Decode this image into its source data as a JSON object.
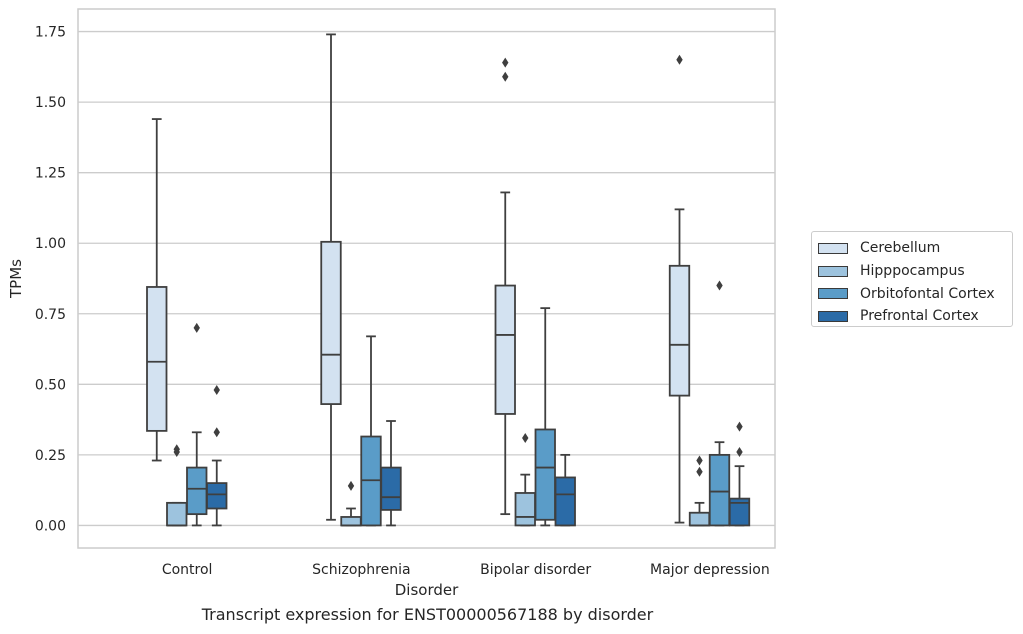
{
  "caption": "Transcript expression for ENST00000567188 by disorder",
  "chart_data": {
    "type": "box",
    "title": "",
    "xlabel": "Disorder",
    "ylabel": "TPMs",
    "ylim": [
      -0.08,
      1.83
    ],
    "yticks": [
      "0.00",
      "0.25",
      "0.50",
      "0.75",
      "1.00",
      "1.25",
      "1.50",
      "1.75"
    ],
    "ytick_values": [
      0,
      0.25,
      0.5,
      0.75,
      1.0,
      1.25,
      1.5,
      1.75
    ],
    "grid": "horizontal",
    "legend_position": "right",
    "categories": [
      "Control",
      "Schizophrenia",
      "Bipolar disorder",
      "Major depression"
    ],
    "series": [
      {
        "name": "Cerebellum",
        "color": "#d3e2f1",
        "boxes": [
          {
            "whislo": 0.23,
            "q1": 0.335,
            "med": 0.58,
            "q3": 0.845,
            "whishi": 1.44,
            "fliers": []
          },
          {
            "whislo": 0.02,
            "q1": 0.43,
            "med": 0.605,
            "q3": 1.005,
            "whishi": 1.74,
            "fliers": []
          },
          {
            "whislo": 0.04,
            "q1": 0.395,
            "med": 0.675,
            "q3": 0.85,
            "whishi": 1.18,
            "fliers": [
              1.59,
              1.64
            ]
          },
          {
            "whislo": 0.01,
            "q1": 0.46,
            "med": 0.64,
            "q3": 0.92,
            "whishi": 1.12,
            "fliers": [
              1.65
            ]
          }
        ]
      },
      {
        "name": "Hipppocampus",
        "color": "#9dc3de",
        "boxes": [
          {
            "whislo": 0.0,
            "q1": 0.0,
            "med": 0.0,
            "q3": 0.08,
            "whishi": 0.08,
            "fliers": [
              0.26,
              0.27
            ]
          },
          {
            "whislo": 0.0,
            "q1": 0.0,
            "med": 0.0,
            "q3": 0.03,
            "whishi": 0.06,
            "fliers": [
              0.14
            ]
          },
          {
            "whislo": 0.0,
            "q1": 0.0,
            "med": 0.03,
            "q3": 0.115,
            "whishi": 0.18,
            "fliers": [
              0.31
            ]
          },
          {
            "whislo": 0.0,
            "q1": 0.0,
            "med": 0.0,
            "q3": 0.045,
            "whishi": 0.08,
            "fliers": [
              0.19,
              0.23
            ]
          }
        ]
      },
      {
        "name": "Orbitofontal Cortex",
        "color": "#5a9cc8",
        "boxes": [
          {
            "whislo": 0.0,
            "q1": 0.04,
            "med": 0.13,
            "q3": 0.205,
            "whishi": 0.33,
            "fliers": [
              0.7
            ]
          },
          {
            "whislo": 0.0,
            "q1": 0.0,
            "med": 0.16,
            "q3": 0.315,
            "whishi": 0.67,
            "fliers": []
          },
          {
            "whislo": 0.0,
            "q1": 0.02,
            "med": 0.205,
            "q3": 0.34,
            "whishi": 0.77,
            "fliers": []
          },
          {
            "whislo": 0.0,
            "q1": 0.0,
            "med": 0.12,
            "q3": 0.25,
            "whishi": 0.295,
            "fliers": [
              0.85
            ]
          }
        ]
      },
      {
        "name": "Prefrontal Cortex",
        "color": "#2b6ba7",
        "boxes": [
          {
            "whislo": 0.0,
            "q1": 0.06,
            "med": 0.11,
            "q3": 0.15,
            "whishi": 0.23,
            "fliers": [
              0.33,
              0.48
            ]
          },
          {
            "whislo": 0.0,
            "q1": 0.055,
            "med": 0.1,
            "q3": 0.205,
            "whishi": 0.37,
            "fliers": []
          },
          {
            "whislo": 0.0,
            "q1": 0.0,
            "med": 0.11,
            "q3": 0.17,
            "whishi": 0.25,
            "fliers": []
          },
          {
            "whislo": 0.0,
            "q1": 0.0,
            "med": 0.08,
            "q3": 0.095,
            "whishi": 0.21,
            "fliers": [
              0.26,
              0.35
            ]
          }
        ]
      }
    ]
  }
}
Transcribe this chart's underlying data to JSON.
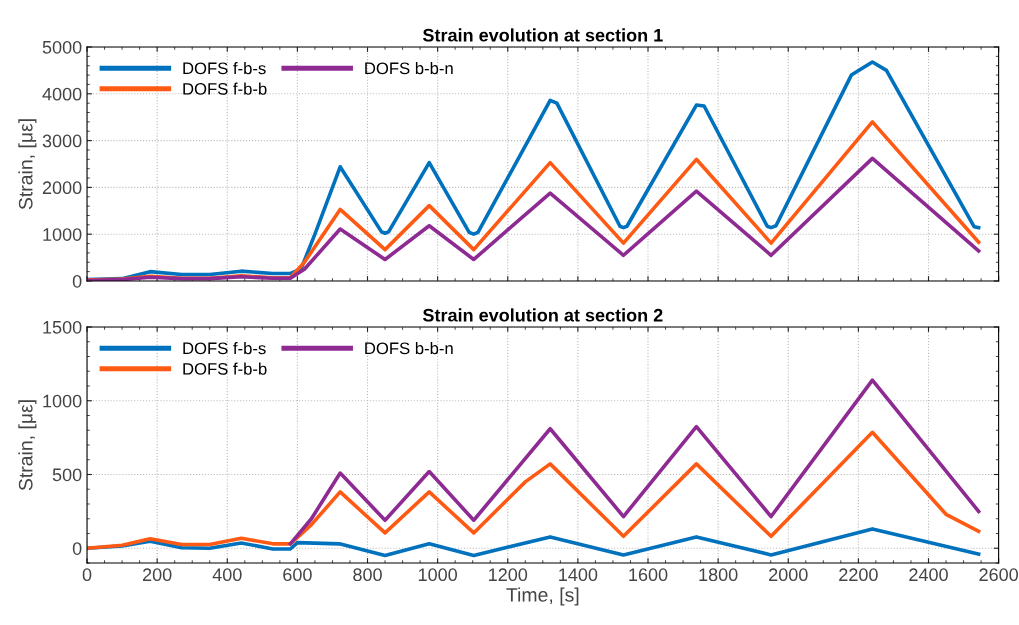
{
  "chart_data": [
    {
      "type": "line",
      "title": "Strain evolution at section 1",
      "ylabel": "Strain, [με]",
      "xlim": [
        0,
        2600
      ],
      "xticks": [
        0,
        200,
        400,
        600,
        800,
        1000,
        1200,
        1400,
        1600,
        1800,
        2000,
        2200,
        2400,
        2600
      ],
      "ylim": [
        0,
        5000
      ],
      "yticks": [
        0,
        1000,
        2000,
        3000,
        4000,
        5000
      ],
      "grid": true,
      "legend": "top left",
      "tick_labels": "y",
      "series": [
        {
          "name": "DOFS f-b-s",
          "color": "#0072bd",
          "x": [
            0,
            100,
            180,
            270,
            350,
            440,
            530,
            580,
            610,
            650,
            722,
            840,
            850,
            860,
            976,
            1090,
            1103,
            1115,
            1321,
            1340,
            1520,
            1530,
            1540,
            1738,
            1760,
            1940,
            1951,
            1965,
            2180,
            2240,
            2280,
            2530,
            2543
          ],
          "values": [
            30,
            50,
            200,
            140,
            140,
            210,
            160,
            160,
            250,
            1000,
            2440,
            1050,
            1020,
            1050,
            2530,
            1040,
            1000,
            1040,
            3860,
            3800,
            1170,
            1140,
            1170,
            3760,
            3740,
            1170,
            1140,
            1180,
            4400,
            4680,
            4500,
            1160,
            1140
          ]
        },
        {
          "name": "DOFS f-b-b",
          "color": "#ff5a14",
          "x": [
            0,
            100,
            180,
            270,
            350,
            440,
            530,
            580,
            620,
            722,
            850,
            976,
            1103,
            1321,
            1530,
            1738,
            1951,
            2240,
            2543
          ],
          "values": [
            20,
            40,
            100,
            60,
            60,
            110,
            70,
            70,
            400,
            1530,
            670,
            1610,
            670,
            2530,
            810,
            2600,
            810,
            3400,
            830
          ]
        },
        {
          "name": "DOFS b-b-n",
          "color": "#8e2b93",
          "x": [
            0,
            100,
            180,
            270,
            350,
            440,
            530,
            580,
            620,
            722,
            850,
            976,
            1103,
            1321,
            1530,
            1738,
            1951,
            2240,
            2543
          ],
          "values": [
            10,
            30,
            80,
            50,
            50,
            90,
            60,
            60,
            250,
            1110,
            460,
            1180,
            460,
            1880,
            550,
            1920,
            550,
            2620,
            640
          ]
        }
      ]
    },
    {
      "type": "line",
      "title": "Strain evolution at section 2",
      "xlabel": "Time, [s]",
      "ylabel": "Strain, [με]",
      "xlim": [
        0,
        2600
      ],
      "xticks": [
        0,
        200,
        400,
        600,
        800,
        1000,
        1200,
        1400,
        1600,
        1800,
        2000,
        2200,
        2400,
        2600
      ],
      "ylim": [
        -100,
        1500
      ],
      "yticks": [
        0,
        500,
        1000,
        1500
      ],
      "grid": true,
      "legend": "top left",
      "series": [
        {
          "name": "DOFS f-b-s",
          "color": "#0072bd",
          "x": [
            0,
            100,
            180,
            270,
            350,
            440,
            530,
            580,
            600,
            720,
            850,
            976,
            1103,
            1321,
            1530,
            1738,
            1951,
            2240,
            2543
          ],
          "values": [
            0,
            15,
            47,
            3,
            0,
            36,
            -5,
            -5,
            38,
            30,
            -49,
            30,
            -49,
            77,
            -45,
            77,
            -45,
            131,
            -40
          ]
        },
        {
          "name": "DOFS f-b-b",
          "color": "#ff5a14",
          "x": [
            0,
            100,
            180,
            270,
            350,
            440,
            530,
            580,
            640,
            722,
            850,
            976,
            1103,
            1250,
            1321,
            1530,
            1738,
            1951,
            2240,
            2450,
            2543
          ],
          "values": [
            0,
            20,
            64,
            25,
            25,
            68,
            30,
            30,
            160,
            382,
            104,
            382,
            104,
            450,
            572,
            81,
            572,
            81,
            786,
            230,
            115
          ]
        },
        {
          "name": "DOFS b-b-n",
          "color": "#8e2b93",
          "x": [
            580,
            640,
            722,
            850,
            976,
            1103,
            1321,
            1530,
            1738,
            1951,
            2240,
            2543
          ],
          "values": [
            30,
            200,
            510,
            190,
            520,
            190,
            810,
            215,
            825,
            215,
            1140,
            250
          ]
        }
      ]
    }
  ]
}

:::::

● **WRITTEN TASK**
Show the lines from the data above that contain the string "evolution".

● **THE ANSWER**
      "title": "Strain evolution at section 1",
      "title": "Strain evolution at section 2",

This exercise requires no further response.